WHAT IS ASKED
Recast the stretch from the first of the lines below through the line containing "span-timeline-cell[interactable]: 8μs —" as a Markdown table with the columns Row and Line, leaving out any blank lines.

Element-and-box listings:
>> begin

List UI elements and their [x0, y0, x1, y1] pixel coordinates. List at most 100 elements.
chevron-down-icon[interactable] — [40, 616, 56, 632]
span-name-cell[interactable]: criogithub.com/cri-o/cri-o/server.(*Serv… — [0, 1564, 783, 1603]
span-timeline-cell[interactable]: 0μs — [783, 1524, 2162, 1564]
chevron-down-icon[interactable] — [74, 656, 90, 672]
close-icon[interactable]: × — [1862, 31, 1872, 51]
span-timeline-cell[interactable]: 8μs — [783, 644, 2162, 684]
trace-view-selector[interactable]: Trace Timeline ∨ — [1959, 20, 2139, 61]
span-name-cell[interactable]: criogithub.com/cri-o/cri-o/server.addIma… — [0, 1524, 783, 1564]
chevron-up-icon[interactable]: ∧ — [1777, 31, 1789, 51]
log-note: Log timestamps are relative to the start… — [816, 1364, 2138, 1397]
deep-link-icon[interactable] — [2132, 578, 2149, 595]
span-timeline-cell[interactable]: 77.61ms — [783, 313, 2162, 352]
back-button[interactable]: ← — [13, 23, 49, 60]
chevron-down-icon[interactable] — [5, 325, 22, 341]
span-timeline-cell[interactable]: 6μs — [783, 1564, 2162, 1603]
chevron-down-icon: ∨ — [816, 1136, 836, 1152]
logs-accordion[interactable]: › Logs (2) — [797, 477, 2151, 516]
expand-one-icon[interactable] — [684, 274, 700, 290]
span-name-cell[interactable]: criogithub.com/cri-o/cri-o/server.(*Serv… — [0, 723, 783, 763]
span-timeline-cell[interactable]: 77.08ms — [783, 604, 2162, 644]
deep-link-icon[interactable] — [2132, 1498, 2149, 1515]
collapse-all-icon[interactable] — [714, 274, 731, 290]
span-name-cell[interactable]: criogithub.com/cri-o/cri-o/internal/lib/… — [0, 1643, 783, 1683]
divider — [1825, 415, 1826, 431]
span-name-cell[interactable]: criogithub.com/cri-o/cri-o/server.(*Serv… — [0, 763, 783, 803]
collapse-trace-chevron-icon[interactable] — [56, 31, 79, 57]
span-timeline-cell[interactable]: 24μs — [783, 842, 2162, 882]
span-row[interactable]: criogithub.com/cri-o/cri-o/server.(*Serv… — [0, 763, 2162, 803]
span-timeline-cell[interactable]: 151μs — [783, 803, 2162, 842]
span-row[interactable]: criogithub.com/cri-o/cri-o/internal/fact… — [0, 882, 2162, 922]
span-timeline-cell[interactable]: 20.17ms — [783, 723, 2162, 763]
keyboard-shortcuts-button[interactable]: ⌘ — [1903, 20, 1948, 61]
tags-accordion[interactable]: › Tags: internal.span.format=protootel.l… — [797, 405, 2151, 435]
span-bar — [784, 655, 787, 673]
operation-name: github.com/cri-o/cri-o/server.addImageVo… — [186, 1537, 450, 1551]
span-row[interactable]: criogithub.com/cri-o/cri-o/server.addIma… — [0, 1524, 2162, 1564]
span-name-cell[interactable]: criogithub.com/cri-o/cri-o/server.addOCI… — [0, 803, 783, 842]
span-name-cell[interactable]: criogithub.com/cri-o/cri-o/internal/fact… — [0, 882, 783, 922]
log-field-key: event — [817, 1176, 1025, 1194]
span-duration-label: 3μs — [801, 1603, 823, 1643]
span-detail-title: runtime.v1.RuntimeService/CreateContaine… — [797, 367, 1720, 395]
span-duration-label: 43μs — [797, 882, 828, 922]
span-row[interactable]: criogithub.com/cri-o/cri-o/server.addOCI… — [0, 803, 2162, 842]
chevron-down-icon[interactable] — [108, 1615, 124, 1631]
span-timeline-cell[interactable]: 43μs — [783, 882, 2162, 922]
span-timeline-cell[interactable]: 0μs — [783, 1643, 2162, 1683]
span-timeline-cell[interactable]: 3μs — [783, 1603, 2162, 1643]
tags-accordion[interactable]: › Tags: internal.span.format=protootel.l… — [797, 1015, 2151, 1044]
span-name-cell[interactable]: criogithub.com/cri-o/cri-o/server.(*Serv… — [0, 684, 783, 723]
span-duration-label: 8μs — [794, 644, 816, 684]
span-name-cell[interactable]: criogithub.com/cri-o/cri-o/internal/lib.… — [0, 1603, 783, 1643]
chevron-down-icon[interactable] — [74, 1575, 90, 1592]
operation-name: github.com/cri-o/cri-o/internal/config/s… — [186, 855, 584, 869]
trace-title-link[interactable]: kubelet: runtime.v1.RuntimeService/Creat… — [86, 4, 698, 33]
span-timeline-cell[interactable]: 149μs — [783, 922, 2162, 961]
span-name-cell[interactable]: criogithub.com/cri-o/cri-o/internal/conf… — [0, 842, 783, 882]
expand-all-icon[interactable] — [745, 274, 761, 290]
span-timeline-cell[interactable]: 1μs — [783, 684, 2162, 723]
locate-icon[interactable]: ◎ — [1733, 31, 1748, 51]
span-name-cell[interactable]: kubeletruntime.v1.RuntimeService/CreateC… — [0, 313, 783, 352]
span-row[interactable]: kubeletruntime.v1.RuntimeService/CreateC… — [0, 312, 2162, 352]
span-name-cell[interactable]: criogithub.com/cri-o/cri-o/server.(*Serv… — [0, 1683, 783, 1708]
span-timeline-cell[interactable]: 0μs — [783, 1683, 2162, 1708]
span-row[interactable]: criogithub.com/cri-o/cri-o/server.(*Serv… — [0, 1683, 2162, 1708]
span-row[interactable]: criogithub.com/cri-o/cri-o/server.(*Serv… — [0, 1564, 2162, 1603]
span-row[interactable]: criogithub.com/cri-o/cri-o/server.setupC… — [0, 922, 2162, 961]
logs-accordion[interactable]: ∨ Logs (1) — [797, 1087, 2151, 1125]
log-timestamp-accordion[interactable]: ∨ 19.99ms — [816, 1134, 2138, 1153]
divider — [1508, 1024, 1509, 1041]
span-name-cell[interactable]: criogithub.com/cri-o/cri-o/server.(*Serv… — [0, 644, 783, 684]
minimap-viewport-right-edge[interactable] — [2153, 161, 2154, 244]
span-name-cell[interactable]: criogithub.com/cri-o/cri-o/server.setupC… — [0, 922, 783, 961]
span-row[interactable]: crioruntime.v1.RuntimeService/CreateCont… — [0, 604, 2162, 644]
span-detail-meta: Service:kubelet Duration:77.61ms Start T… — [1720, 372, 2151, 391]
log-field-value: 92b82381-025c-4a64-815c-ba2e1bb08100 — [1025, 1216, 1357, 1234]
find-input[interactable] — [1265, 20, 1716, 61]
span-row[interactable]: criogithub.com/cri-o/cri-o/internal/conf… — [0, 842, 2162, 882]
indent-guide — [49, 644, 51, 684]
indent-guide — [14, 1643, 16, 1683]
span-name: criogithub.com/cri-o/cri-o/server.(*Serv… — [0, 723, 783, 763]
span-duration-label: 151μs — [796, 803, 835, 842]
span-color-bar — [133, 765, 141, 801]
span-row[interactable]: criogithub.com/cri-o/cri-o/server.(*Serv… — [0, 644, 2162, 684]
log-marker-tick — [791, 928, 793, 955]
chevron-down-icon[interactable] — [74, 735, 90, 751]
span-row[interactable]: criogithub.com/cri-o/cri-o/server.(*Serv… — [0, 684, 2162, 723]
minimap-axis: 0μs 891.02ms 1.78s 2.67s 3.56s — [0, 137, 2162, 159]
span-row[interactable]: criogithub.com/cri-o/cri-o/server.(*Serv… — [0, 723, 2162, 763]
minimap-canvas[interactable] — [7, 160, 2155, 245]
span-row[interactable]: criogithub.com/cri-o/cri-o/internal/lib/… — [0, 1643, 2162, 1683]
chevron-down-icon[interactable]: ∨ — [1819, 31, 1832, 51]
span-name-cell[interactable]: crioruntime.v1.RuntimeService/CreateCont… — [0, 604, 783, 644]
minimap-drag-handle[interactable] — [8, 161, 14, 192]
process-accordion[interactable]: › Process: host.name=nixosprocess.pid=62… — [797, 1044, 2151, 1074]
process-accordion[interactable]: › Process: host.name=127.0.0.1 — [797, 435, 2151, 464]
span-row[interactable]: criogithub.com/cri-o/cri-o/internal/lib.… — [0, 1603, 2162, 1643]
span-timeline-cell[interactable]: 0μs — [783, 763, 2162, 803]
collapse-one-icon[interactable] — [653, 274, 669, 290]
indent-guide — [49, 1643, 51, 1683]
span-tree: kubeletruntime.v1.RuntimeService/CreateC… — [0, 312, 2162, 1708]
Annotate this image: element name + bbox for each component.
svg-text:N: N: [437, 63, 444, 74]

>> end

EXERCISE RESPONSE
| Row | Line |
|---|---|
| 1 | List UI elements and their [x0, y0, x1, y1] pixel coordinates. List at most 100 elements. |
| 2 | chevron-down-icon[interactable] — [40, 616, 56, 632] |
| 3 | span-name-cell[interactable]: criogithub.com/cri-o/cri-o/server.(*Serv… — [0, 1564, 783, 1603] |
| 4 | span-timeline-cell[interactable]: 0μs — [783, 1524, 2162, 1564] |
| 5 | chevron-down-icon[interactable] — [74, 656, 90, 672] |
| 6 | close-icon[interactable]: × — [1862, 31, 1872, 51] |
| 7 | span-timeline-cell[interactable]: 8μs — [783, 644, 2162, 684] |